* [DATA ROWS]
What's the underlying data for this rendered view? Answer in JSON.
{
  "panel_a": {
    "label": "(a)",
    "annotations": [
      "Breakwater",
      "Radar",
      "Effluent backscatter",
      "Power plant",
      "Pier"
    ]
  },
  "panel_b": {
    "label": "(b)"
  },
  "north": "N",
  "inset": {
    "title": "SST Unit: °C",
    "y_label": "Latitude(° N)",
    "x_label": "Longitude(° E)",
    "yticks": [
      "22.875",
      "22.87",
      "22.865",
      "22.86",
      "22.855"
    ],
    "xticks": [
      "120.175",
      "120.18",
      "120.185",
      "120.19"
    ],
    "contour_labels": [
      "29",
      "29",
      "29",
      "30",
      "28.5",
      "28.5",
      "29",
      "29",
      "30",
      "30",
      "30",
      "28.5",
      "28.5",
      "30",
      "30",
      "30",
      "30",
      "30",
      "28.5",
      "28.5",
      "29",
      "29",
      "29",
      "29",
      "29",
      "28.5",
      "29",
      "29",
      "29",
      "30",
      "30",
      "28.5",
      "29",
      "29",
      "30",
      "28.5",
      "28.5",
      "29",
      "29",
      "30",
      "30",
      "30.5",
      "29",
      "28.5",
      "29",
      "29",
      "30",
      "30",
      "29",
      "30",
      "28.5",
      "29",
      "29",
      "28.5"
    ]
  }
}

* [EXERCISE] Faithfully transcribe the whole of the data.

* [WRITTEN REPLY]
What's the underlying data for this rendered view? Answer in JSON.
{
  "panel_a": {
    "label": "(a)",
    "annotations": [
      "Breakwater",
      "Radar",
      "Effluent backscatter",
      "Power plant",
      "Pier"
    ]
  },
  "panel_b": {
    "label": "(b)"
  },
  "north": "N",
  "inset": {
    "title": "SST Unit: °C",
    "y_label": "Latitude(° N)",
    "x_label": "Longitude(° E)",
    "yticks": [
      "22.875",
      "22.87",
      "22.865",
      "22.86",
      "22.855"
    ],
    "xticks": [
      "120.175",
      "120.18",
      "120.185",
      "120.19"
    ],
    "contour_labels": [
      "29",
      "29",
      "29",
      "30",
      "28.5",
      "28.5",
      "29",
      "29",
      "30",
      "30",
      "30",
      "28.5",
      "28.5",
      "30",
      "30",
      "30",
      "30",
      "30",
      "28.5",
      "28.5",
      "29",
      "29",
      "29",
      "29",
      "29",
      "28.5",
      "29",
      "29",
      "29",
      "30",
      "30",
      "28.5",
      "29",
      "29",
      "30",
      "28.5",
      "28.5",
      "29",
      "29",
      "30",
      "30",
      "30.5",
      "29",
      "28.5",
      "29",
      "29",
      "30",
      "30",
      "29",
      "30",
      "28.5",
      "29",
      "29",
      "28.5"
    ]
  }
}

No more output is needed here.